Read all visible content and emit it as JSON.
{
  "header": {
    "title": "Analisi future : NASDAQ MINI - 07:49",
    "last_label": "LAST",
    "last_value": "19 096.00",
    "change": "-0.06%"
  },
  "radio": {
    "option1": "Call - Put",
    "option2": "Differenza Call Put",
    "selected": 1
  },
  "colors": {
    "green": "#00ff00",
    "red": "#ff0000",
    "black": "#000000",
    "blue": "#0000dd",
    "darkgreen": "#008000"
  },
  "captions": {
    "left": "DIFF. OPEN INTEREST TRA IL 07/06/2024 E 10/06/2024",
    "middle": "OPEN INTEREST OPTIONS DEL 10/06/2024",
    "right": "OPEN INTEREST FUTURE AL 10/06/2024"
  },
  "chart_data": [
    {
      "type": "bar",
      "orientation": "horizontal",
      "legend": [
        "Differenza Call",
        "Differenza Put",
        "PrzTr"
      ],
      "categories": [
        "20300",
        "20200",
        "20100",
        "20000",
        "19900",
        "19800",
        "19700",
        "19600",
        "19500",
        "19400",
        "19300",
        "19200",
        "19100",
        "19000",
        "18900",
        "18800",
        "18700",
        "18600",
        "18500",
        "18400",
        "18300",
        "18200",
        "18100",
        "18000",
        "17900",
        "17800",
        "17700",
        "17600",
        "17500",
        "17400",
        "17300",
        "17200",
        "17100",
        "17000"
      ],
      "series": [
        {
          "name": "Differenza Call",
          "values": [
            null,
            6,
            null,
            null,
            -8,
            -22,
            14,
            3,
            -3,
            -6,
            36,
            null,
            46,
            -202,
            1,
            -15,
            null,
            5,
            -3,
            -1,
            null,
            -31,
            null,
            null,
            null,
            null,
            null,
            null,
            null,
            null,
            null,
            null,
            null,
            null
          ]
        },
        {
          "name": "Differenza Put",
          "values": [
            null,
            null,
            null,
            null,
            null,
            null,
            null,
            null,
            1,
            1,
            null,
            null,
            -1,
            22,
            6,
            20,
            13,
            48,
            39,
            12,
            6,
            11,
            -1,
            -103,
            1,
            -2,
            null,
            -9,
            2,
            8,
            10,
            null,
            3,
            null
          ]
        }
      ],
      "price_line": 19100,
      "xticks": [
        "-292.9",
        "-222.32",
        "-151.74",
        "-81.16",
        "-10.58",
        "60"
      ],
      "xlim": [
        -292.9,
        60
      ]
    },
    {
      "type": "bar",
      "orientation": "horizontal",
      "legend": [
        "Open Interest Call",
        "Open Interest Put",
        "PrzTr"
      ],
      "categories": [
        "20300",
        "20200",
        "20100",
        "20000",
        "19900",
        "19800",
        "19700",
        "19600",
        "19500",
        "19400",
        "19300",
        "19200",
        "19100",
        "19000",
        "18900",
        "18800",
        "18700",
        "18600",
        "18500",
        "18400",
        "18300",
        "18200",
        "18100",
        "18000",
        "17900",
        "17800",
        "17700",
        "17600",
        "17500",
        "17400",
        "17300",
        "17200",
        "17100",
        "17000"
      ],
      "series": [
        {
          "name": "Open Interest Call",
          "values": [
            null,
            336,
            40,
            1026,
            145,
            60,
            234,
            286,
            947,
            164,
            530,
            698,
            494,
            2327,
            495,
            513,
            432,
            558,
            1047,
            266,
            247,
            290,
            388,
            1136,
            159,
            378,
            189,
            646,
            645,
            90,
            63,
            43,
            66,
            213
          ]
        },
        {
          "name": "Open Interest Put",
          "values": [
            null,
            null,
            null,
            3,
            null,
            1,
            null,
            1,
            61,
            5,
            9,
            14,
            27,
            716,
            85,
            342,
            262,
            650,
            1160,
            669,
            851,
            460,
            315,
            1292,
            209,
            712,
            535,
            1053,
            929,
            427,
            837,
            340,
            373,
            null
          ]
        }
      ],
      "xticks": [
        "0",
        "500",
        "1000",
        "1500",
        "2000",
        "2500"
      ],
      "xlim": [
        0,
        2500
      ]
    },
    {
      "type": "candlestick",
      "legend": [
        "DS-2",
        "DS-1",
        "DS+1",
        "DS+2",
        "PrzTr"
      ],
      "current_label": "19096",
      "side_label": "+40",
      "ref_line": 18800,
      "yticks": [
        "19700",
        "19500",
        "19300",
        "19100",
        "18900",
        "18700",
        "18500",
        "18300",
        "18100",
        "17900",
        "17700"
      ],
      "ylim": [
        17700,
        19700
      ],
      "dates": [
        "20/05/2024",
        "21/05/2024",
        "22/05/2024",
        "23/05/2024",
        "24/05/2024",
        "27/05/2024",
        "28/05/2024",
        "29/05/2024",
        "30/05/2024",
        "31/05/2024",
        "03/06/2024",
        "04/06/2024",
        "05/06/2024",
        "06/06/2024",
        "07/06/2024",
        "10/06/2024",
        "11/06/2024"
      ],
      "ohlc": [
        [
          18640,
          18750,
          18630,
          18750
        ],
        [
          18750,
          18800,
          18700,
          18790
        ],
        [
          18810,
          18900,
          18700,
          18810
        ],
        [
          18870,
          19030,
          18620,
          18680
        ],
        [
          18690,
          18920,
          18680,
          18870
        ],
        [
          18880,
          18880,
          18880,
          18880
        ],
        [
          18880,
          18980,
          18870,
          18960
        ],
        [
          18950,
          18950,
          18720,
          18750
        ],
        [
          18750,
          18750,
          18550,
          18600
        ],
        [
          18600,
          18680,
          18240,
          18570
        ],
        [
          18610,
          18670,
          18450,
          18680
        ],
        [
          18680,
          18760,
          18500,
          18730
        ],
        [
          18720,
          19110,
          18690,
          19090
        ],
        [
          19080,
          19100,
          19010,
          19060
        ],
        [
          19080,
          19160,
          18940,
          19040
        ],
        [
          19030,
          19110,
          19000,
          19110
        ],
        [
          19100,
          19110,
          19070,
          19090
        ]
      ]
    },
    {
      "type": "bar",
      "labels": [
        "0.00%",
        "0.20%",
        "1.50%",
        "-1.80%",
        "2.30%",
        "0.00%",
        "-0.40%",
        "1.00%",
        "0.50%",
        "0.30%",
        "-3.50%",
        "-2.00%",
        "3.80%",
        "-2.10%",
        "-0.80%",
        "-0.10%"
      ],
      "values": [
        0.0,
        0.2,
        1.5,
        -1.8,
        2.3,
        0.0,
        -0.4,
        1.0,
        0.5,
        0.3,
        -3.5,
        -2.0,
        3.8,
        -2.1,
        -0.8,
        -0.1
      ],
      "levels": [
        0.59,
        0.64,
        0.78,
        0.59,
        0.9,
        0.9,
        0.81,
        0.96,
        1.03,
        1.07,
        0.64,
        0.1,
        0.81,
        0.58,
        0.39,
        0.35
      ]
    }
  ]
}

» **Problem details**: Print out every entry, keeping each one exact.

» **Solved exercise**:
Read all visible content and emit it as JSON.
{
  "header": {
    "title": "Analisi future : NASDAQ MINI - 07:49",
    "last_label": "LAST",
    "last_value": "19 096.00",
    "change": "-0.06%"
  },
  "radio": {
    "option1": "Call - Put",
    "option2": "Differenza Call Put",
    "selected": 1
  },
  "colors": {
    "green": "#00ff00",
    "red": "#ff0000",
    "black": "#000000",
    "blue": "#0000dd",
    "darkgreen": "#008000"
  },
  "captions": {
    "left": "DIFF. OPEN INTEREST TRA IL 07/06/2024 E 10/06/2024",
    "middle": "OPEN INTEREST OPTIONS DEL 10/06/2024",
    "right": "OPEN INTEREST FUTURE AL 10/06/2024"
  },
  "chart_data": [
    {
      "type": "bar",
      "orientation": "horizontal",
      "legend": [
        "Differenza Call",
        "Differenza Put",
        "PrzTr"
      ],
      "categories": [
        "20300",
        "20200",
        "20100",
        "20000",
        "19900",
        "19800",
        "19700",
        "19600",
        "19500",
        "19400",
        "19300",
        "19200",
        "19100",
        "19000",
        "18900",
        "18800",
        "18700",
        "18600",
        "18500",
        "18400",
        "18300",
        "18200",
        "18100",
        "18000",
        "17900",
        "17800",
        "17700",
        "17600",
        "17500",
        "17400",
        "17300",
        "17200",
        "17100",
        "17000"
      ],
      "series": [
        {
          "name": "Differenza Call",
          "values": [
            null,
            6,
            null,
            null,
            -8,
            -22,
            14,
            3,
            -3,
            -6,
            36,
            null,
            46,
            -202,
            1,
            -15,
            null,
            5,
            -3,
            -1,
            null,
            -31,
            null,
            null,
            null,
            null,
            null,
            null,
            null,
            null,
            null,
            null,
            null,
            null
          ]
        },
        {
          "name": "Differenza Put",
          "values": [
            null,
            null,
            null,
            null,
            null,
            null,
            null,
            null,
            1,
            1,
            null,
            null,
            -1,
            22,
            6,
            20,
            13,
            48,
            39,
            12,
            6,
            11,
            -1,
            -103,
            1,
            -2,
            null,
            -9,
            2,
            8,
            10,
            null,
            3,
            null
          ]
        }
      ],
      "price_line": 19100,
      "xticks": [
        "-292.9",
        "-222.32",
        "-151.74",
        "-81.16",
        "-10.58",
        "60"
      ],
      "xlim": [
        -292.9,
        60
      ]
    },
    {
      "type": "bar",
      "orientation": "horizontal",
      "legend": [
        "Open Interest Call",
        "Open Interest Put",
        "PrzTr"
      ],
      "categories": [
        "20300",
        "20200",
        "20100",
        "20000",
        "19900",
        "19800",
        "19700",
        "19600",
        "19500",
        "19400",
        "19300",
        "19200",
        "19100",
        "19000",
        "18900",
        "18800",
        "18700",
        "18600",
        "18500",
        "18400",
        "18300",
        "18200",
        "18100",
        "18000",
        "17900",
        "17800",
        "17700",
        "17600",
        "17500",
        "17400",
        "17300",
        "17200",
        "17100",
        "17000"
      ],
      "series": [
        {
          "name": "Open Interest Call",
          "values": [
            null,
            336,
            40,
            1026,
            145,
            60,
            234,
            286,
            947,
            164,
            530,
            698,
            494,
            2327,
            495,
            513,
            432,
            558,
            1047,
            266,
            247,
            290,
            388,
            1136,
            159,
            378,
            189,
            646,
            645,
            90,
            63,
            43,
            66,
            213
          ]
        },
        {
          "name": "Open Interest Put",
          "values": [
            null,
            null,
            null,
            3,
            null,
            1,
            null,
            1,
            61,
            5,
            9,
            14,
            27,
            716,
            85,
            342,
            262,
            650,
            1160,
            669,
            851,
            460,
            315,
            1292,
            209,
            712,
            535,
            1053,
            929,
            427,
            837,
            340,
            373,
            null
          ]
        }
      ],
      "xticks": [
        "0",
        "500",
        "1000",
        "1500",
        "2000",
        "2500"
      ],
      "xlim": [
        0,
        2500
      ]
    },
    {
      "type": "candlestick",
      "legend": [
        "DS-2",
        "DS-1",
        "DS+1",
        "DS+2",
        "PrzTr"
      ],
      "current_label": "19096",
      "side_label": "+40",
      "ref_line": 18800,
      "yticks": [
        "19700",
        "19500",
        "19300",
        "19100",
        "18900",
        "18700",
        "18500",
        "18300",
        "18100",
        "17900",
        "17700"
      ],
      "ylim": [
        17700,
        19700
      ],
      "dates": [
        "20/05/2024",
        "21/05/2024",
        "22/05/2024",
        "23/05/2024",
        "24/05/2024",
        "27/05/2024",
        "28/05/2024",
        "29/05/2024",
        "30/05/2024",
        "31/05/2024",
        "03/06/2024",
        "04/06/2024",
        "05/06/2024",
        "06/06/2024",
        "07/06/2024",
        "10/06/2024",
        "11/06/2024"
      ],
      "ohlc": [
        [
          18640,
          18750,
          18630,
          18750
        ],
        [
          18750,
          18800,
          18700,
          18790
        ],
        [
          18810,
          18900,
          18700,
          18810
        ],
        [
          18870,
          19030,
          18620,
          18680
        ],
        [
          18690,
          18920,
          18680,
          18870
        ],
        [
          18880,
          18880,
          18880,
          18880
        ],
        [
          18880,
          18980,
          18870,
          18960
        ],
        [
          18950,
          18950,
          18720,
          18750
        ],
        [
          18750,
          18750,
          18550,
          18600
        ],
        [
          18600,
          18680,
          18240,
          18570
        ],
        [
          18610,
          18670,
          18450,
          18680
        ],
        [
          18680,
          18760,
          18500,
          18730
        ],
        [
          18720,
          19110,
          18690,
          19090
        ],
        [
          19080,
          19100,
          19010,
          19060
        ],
        [
          19080,
          19160,
          18940,
          19040
        ],
        [
          19030,
          19110,
          19000,
          19110
        ],
        [
          19100,
          19110,
          19070,
          19090
        ]
      ]
    },
    {
      "type": "bar",
      "labels": [
        "0.00%",
        "0.20%",
        "1.50%",
        "-1.80%",
        "2.30%",
        "0.00%",
        "-0.40%",
        "1.00%",
        "0.50%",
        "0.30%",
        "-3.50%",
        "-2.00%",
        "3.80%",
        "-2.10%",
        "-0.80%",
        "-0.10%"
      ],
      "values": [
        0.0,
        0.2,
        1.5,
        -1.8,
        2.3,
        0.0,
        -0.4,
        1.0,
        0.5,
        0.3,
        -3.5,
        -2.0,
        3.8,
        -2.1,
        -0.8,
        -0.1
      ],
      "levels": [
        0.59,
        0.64,
        0.78,
        0.59,
        0.9,
        0.9,
        0.81,
        0.96,
        1.03,
        1.07,
        0.64,
        0.1,
        0.81,
        0.58,
        0.39,
        0.35
      ]
    }
  ]
}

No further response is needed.